◆ Input rows ◆
+--

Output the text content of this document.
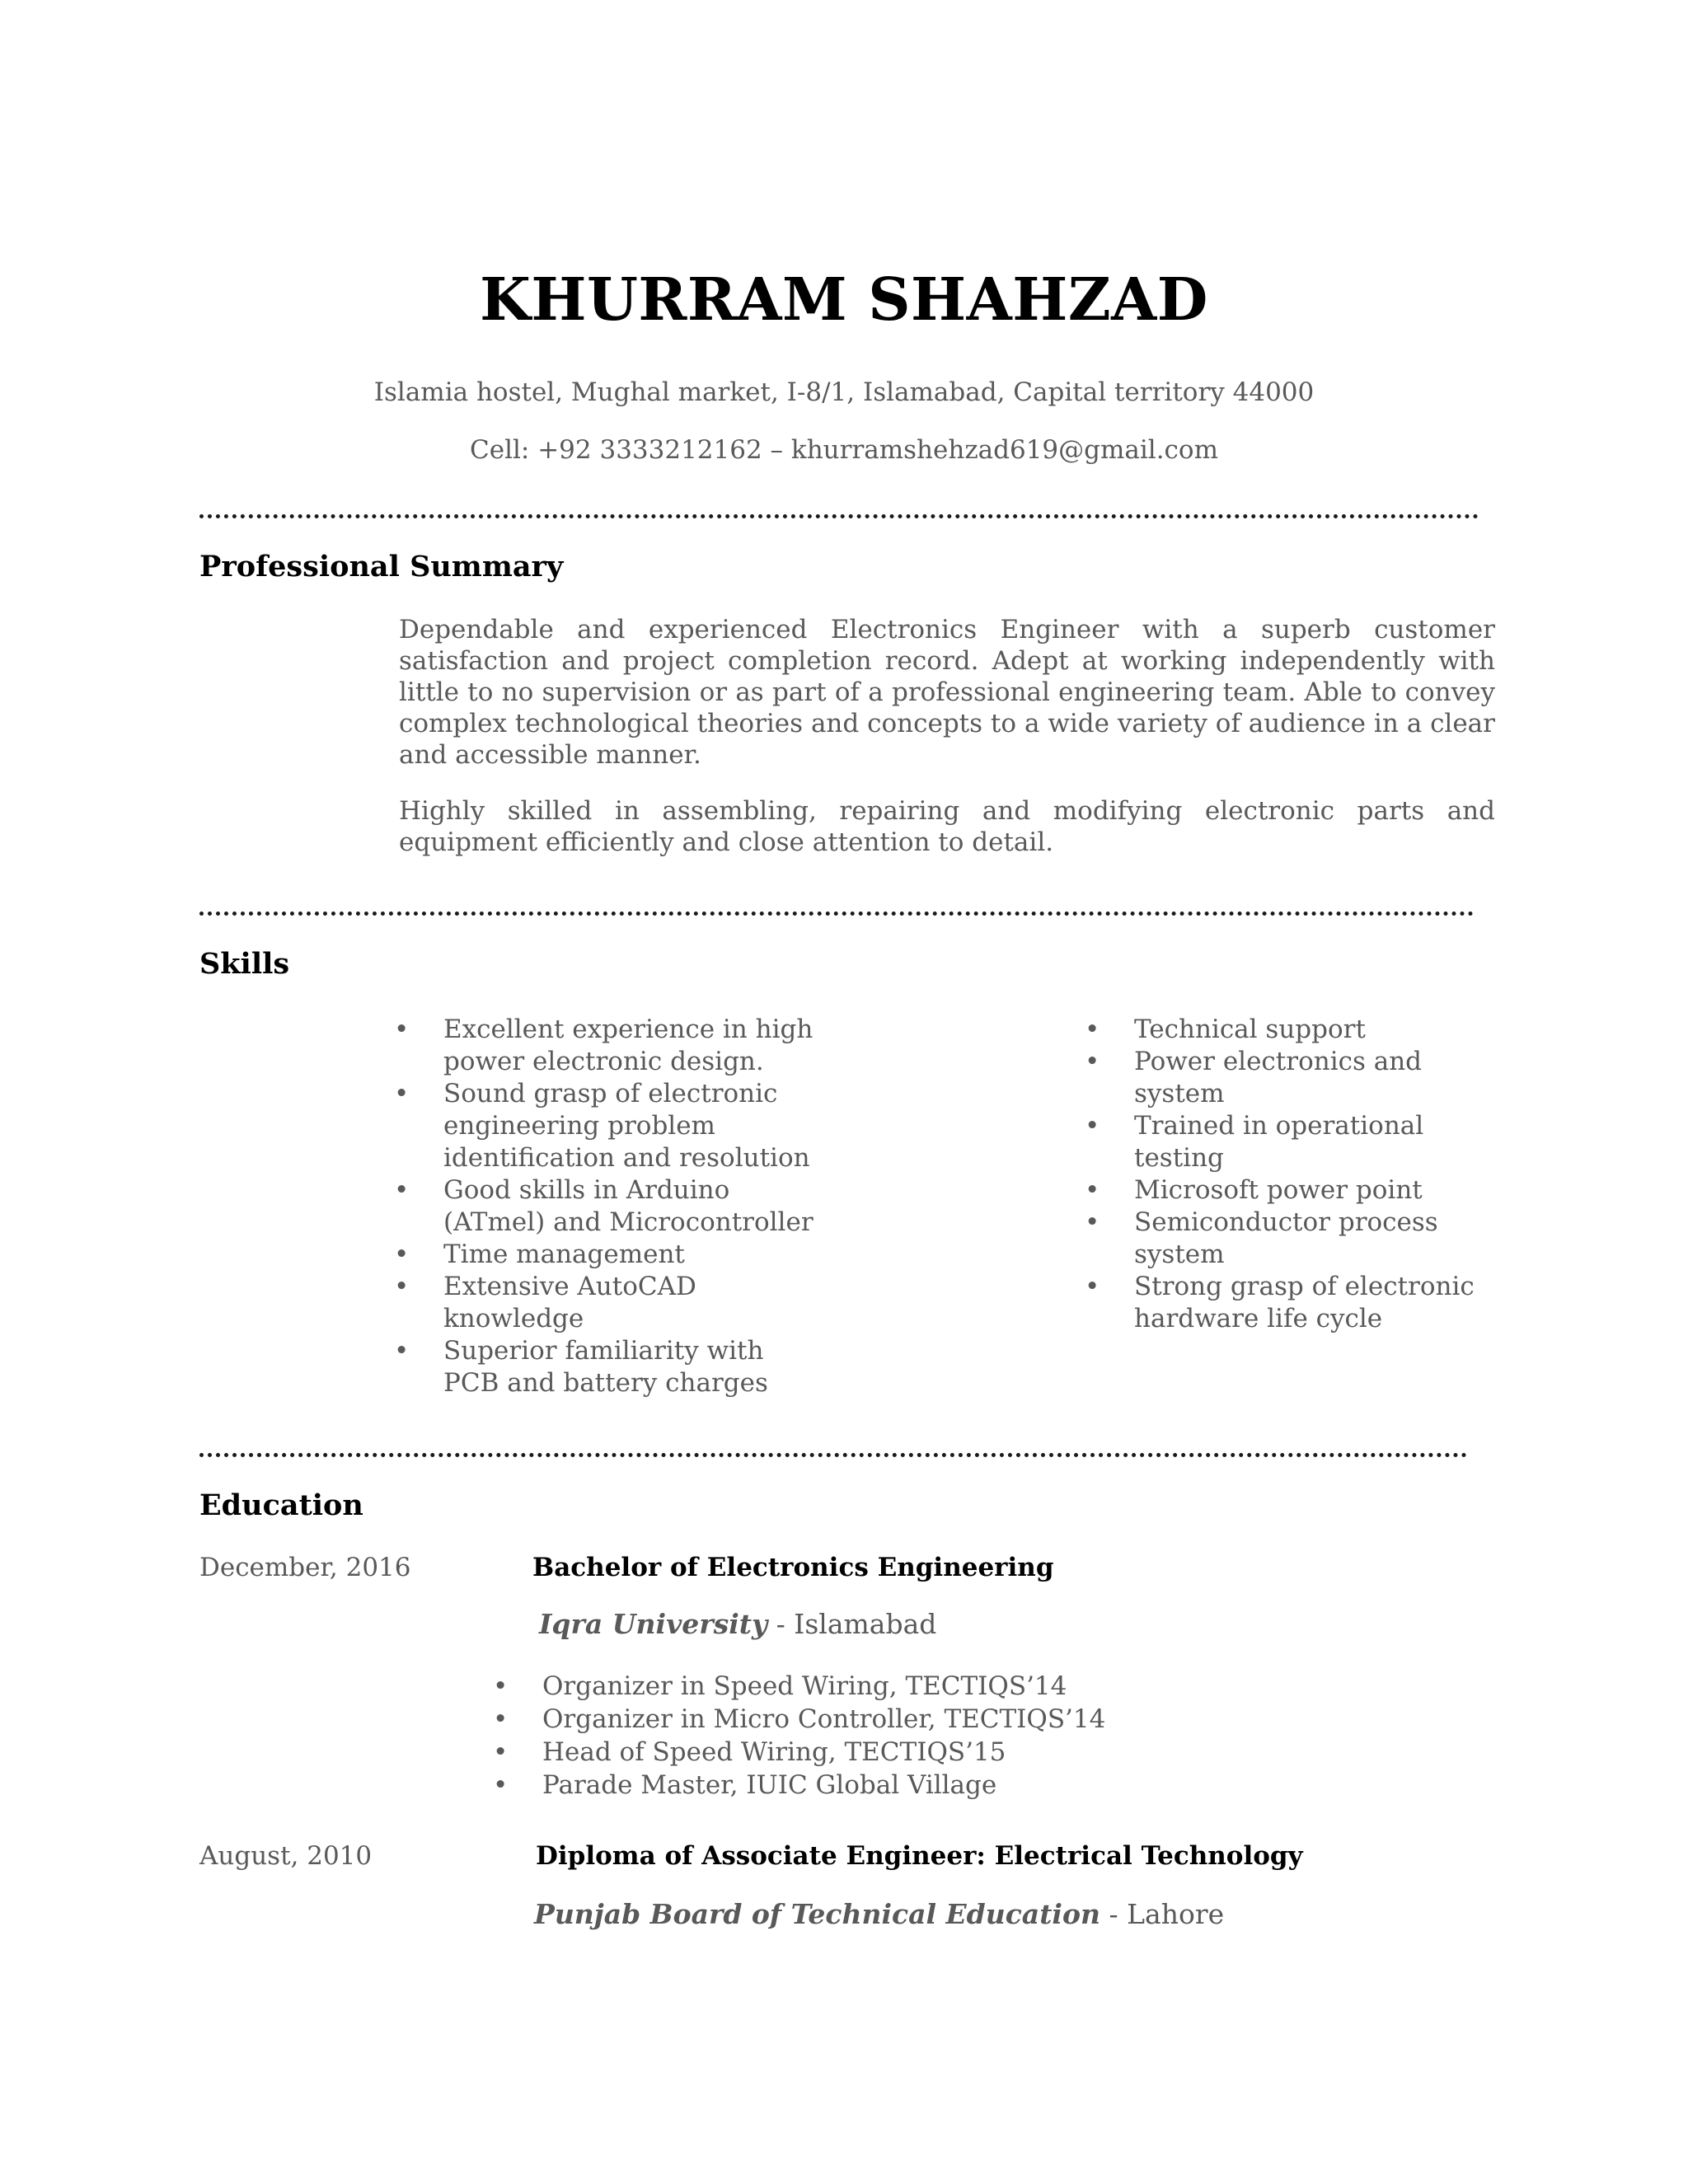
KHURRAM SHAHZAD
Islamia hostel, Mughal market, I-8/1, Islamabad, Capital territory 44000
Cell: +92 3333212162 – khurramshehzad619@gmail.com
Professional Summary

Dependable and experienced Electronics Engineer with a superb customer satisfaction and project completion record. Adept at working independently with little to no supervision or as part of a professional engineering team. Able to convey complex technological theories and concepts to a wide variety of audience in a clear and accessible manner.

Highly skilled in assembling, repairing and modifying electronic parts and equipment efficiently and close attention to detail.

Skills
• Excellent experience in high power electronic design.
• Sound grasp of electronic engineering problem identification and resolution
• Good skills in Arduino (ATmel) and Microcontroller
• Time management
• Extensive AutoCAD knowledge
• Superior familiarity with PCB and battery charges
• Technical support
• Power electronics and system
• Trained in operational testing
• Microsoft power point
• Semiconductor process system
• Strong grasp of electronic hardware life cycle
Education
December, 2016	Bachelor of Electronics Engineering
Iqra University - Islamabad
• Organizer in Speed Wiring, TECTIQS’14
• Organizer in Micro Controller, TECTIQS’14
• Head of Speed Wiring, TECTIQS’15
• Parade Master, IUIC Global Village
August, 2010	Diploma of Associate Engineer: Electrical Technology
Punjab Board of Technical Education - Lahore
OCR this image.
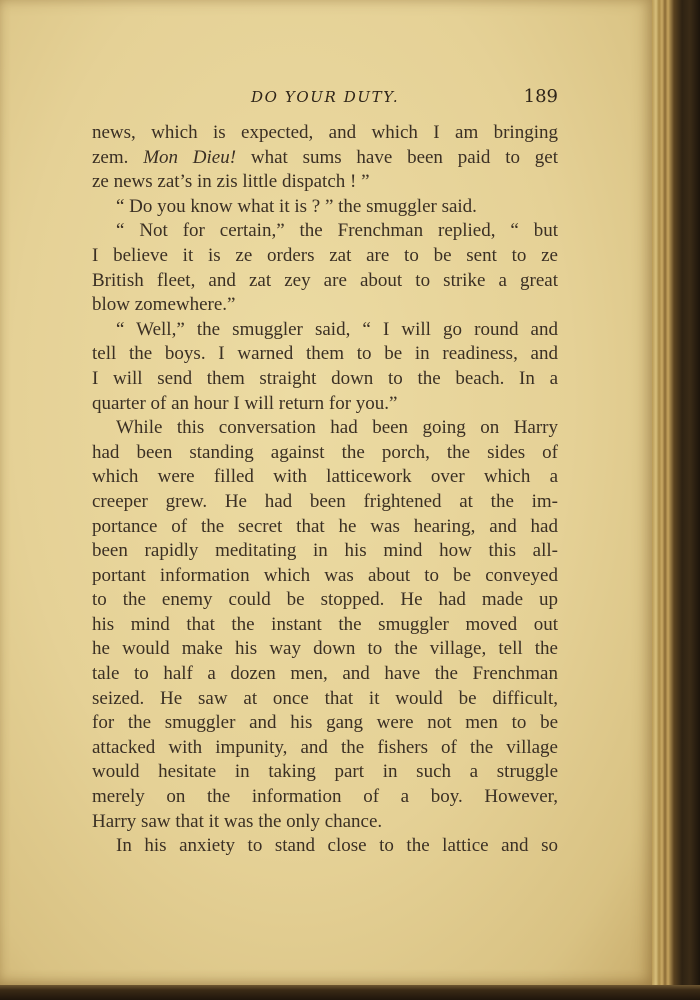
DO YOUR DUTY.	189
news, which is expected, and which I am bringing
zem. Mon Dieu! what sums have been paid to get
ze news zat’s in zis little dispatch ! ”
“ Do you know what it is ? ” the smuggler said.
“ Not for certain,” the Frenchman replied, “ but
I believe it is ze orders zat are to be sent to ze
British fleet, and zat zey are about to strike a great
blow zomewhere.”
“ Well,” the smuggler said, “ I will go round and
tell the boys. I warned them to be in readiness, and
I will send them straight down to the beach. In a
quarter of an hour I will return for you.”
While this conversation had been going on Harry
had been standing against the porch, the sides of
which were filled with latticework over which a
creeper grew. He had been frightened at the im-
portance of the secret that he was hearing, and had
been rapidly meditating in his mind how this all-
portant information which was about to be conveyed
to the enemy could be stopped. He had made up
his mind that the instant the smuggler moved out
he would make his way down to the village, tell the
tale to half a dozen men, and have the Frenchman
seized. He saw at once that it would be difficult,
for the smuggler and his gang were not men to be
attacked with impunity, and the fishers of the village
would hesitate in taking part in such a struggle
merely on the information of a boy. However,
Harry saw that it was the only chance.
In his anxiety to stand close to the lattice and so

+--

◆ Written instruction ◆
Transcribe the records above verbatim. Do not carry over any picture.

◆ The output ◆
Output the text content of this document.
KHURRAM SHAHZAD
Islamia hostel, Mughal market, I-8/1, Islamabad, Capital territory 44000
Cell: +92 3333212162 – khurramshehzad619@gmail.com
Professional Summary

Dependable and experienced Electronics Engineer with a superb customer satisfaction and project completion record. Adept at working independently with little to no supervision or as part of a professional engineering team. Able to convey complex technological theories and concepts to a wide variety of audience in a clear and accessible manner.

Highly skilled in assembling, repairing and modifying electronic parts and equipment efficiently and close attention to detail.

Skills
• Excellent experience in high power electronic design.
• Sound grasp of electronic engineering problem identification and resolution
• Good skills in Arduino (ATmel) and Microcontroller
• Time management
• Extensive AutoCAD knowledge
• Superior familiarity with PCB and battery charges
• Technical support
• Power electronics and system
• Trained in operational testing
• Microsoft power point
• Semiconductor process system
• Strong grasp of electronic hardware life cycle
Education
December, 2016	Bachelor of Electronics Engineering
Iqra University - Islamabad
• Organizer in Speed Wiring, TECTIQS’14
• Organizer in Micro Controller, TECTIQS’14
• Head of Speed Wiring, TECTIQS’15
• Parade Master, IUIC Global Village
August, 2010	Diploma of Associate Engineer: Electrical Technology
Punjab Board of Technical Education - Lahore
OCR this image.
DO YOUR DUTY.	189
news, which is expected, and which I am bringing
zem. Mon Dieu! what sums have been paid to get
ze news zat’s in zis little dispatch ! ”
“ Do you know what it is ? ” the smuggler said.
“ Not for certain,” the Frenchman replied, “ but
I believe it is ze orders zat are to be sent to ze
British fleet, and zat zey are about to strike a great
blow zomewhere.”
“ Well,” the smuggler said, “ I will go round and
tell the boys. I warned them to be in readiness, and
I will send them straight down to the beach. In a
quarter of an hour I will return for you.”
While this conversation had been going on Harry
had been standing against the porch, the sides of
which were filled with latticework over which a
creeper grew. He had been frightened at the im-
portance of the secret that he was hearing, and had
been rapidly meditating in his mind how this all-
portant information which was about to be conveyed
to the enemy could be stopped. He had made up
his mind that the instant the smuggler moved out
he would make his way down to the village, tell the
tale to half a dozen men, and have the Frenchman
seized. He saw at once that it would be difficult,
for the smuggler and his gang were not men to be
attacked with impunity, and the fishers of the village
would hesitate in taking part in such a struggle
merely on the information of a boy. However,
Harry saw that it was the only chance.
In his anxiety to stand close to the lattice and so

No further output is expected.